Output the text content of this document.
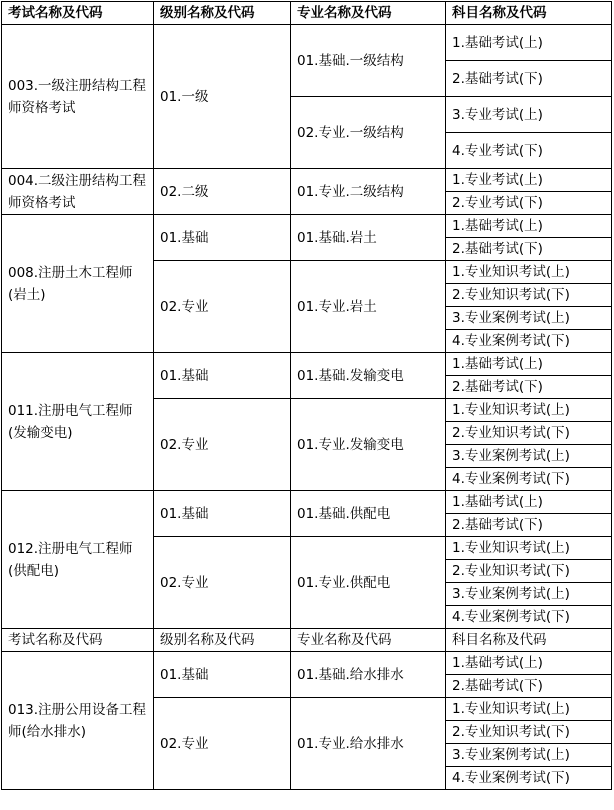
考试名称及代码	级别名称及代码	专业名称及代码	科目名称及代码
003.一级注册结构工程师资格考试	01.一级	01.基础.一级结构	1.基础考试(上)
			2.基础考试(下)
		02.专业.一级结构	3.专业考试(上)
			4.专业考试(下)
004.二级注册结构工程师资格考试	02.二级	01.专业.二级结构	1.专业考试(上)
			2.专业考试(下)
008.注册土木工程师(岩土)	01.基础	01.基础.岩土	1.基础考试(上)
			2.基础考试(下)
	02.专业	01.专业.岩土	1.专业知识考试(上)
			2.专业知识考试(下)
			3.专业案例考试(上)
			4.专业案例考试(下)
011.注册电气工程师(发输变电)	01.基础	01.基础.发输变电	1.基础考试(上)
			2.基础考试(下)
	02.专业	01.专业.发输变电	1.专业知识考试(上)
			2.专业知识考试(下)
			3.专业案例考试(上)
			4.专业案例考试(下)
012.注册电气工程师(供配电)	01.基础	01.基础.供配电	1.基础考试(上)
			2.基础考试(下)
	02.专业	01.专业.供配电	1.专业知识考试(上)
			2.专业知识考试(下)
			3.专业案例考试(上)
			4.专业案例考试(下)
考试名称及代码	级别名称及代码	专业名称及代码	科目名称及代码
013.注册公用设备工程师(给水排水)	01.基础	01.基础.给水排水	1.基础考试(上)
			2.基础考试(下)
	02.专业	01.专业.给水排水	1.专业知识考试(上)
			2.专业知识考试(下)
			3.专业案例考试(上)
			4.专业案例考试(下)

▬▬▬▬▬▬▬▬▬▬

Description of the task
All records must be output exactly as they are, except for the pictures, which are left out.

Exercise result
Output the text content of this document.
考试名称及代码	级别名称及代码	专业名称及代码	科目名称及代码
003.一级注册结构工程师资格考试	01.一级	01.基础.一级结构	1.基础考试(上)
			2.基础考试(下)
		02.专业.一级结构	3.专业考试(上)
			4.专业考试(下)
004.二级注册结构工程师资格考试	02.二级	01.专业.二级结构	1.专业考试(上)
			2.专业考试(下)
008.注册土木工程师(岩土)	01.基础	01.基础.岩土	1.基础考试(上)
			2.基础考试(下)
	02.专业	01.专业.岩土	1.专业知识考试(上)
			2.专业知识考试(下)
			3.专业案例考试(上)
			4.专业案例考试(下)
011.注册电气工程师(发输变电)	01.基础	01.基础.发输变电	1.基础考试(上)
			2.基础考试(下)
	02.专业	01.专业.发输变电	1.专业知识考试(上)
			2.专业知识考试(下)
			3.专业案例考试(上)
			4.专业案例考试(下)
012.注册电气工程师(供配电)	01.基础	01.基础.供配电	1.基础考试(上)
			2.基础考试(下)
	02.专业	01.专业.供配电	1.专业知识考试(上)
			2.专业知识考试(下)
			3.专业案例考试(上)
			4.专业案例考试(下)
考试名称及代码	级别名称及代码	专业名称及代码	科目名称及代码
013.注册公用设备工程师(给水排水)	01.基础	01.基础.给水排水	1.基础考试(上)
			2.基础考试(下)
	02.专业	01.专业.给水排水	1.专业知识考试(上)
			2.专业知识考试(下)
			3.专业案例考试(上)
			4.专业案例考试(下)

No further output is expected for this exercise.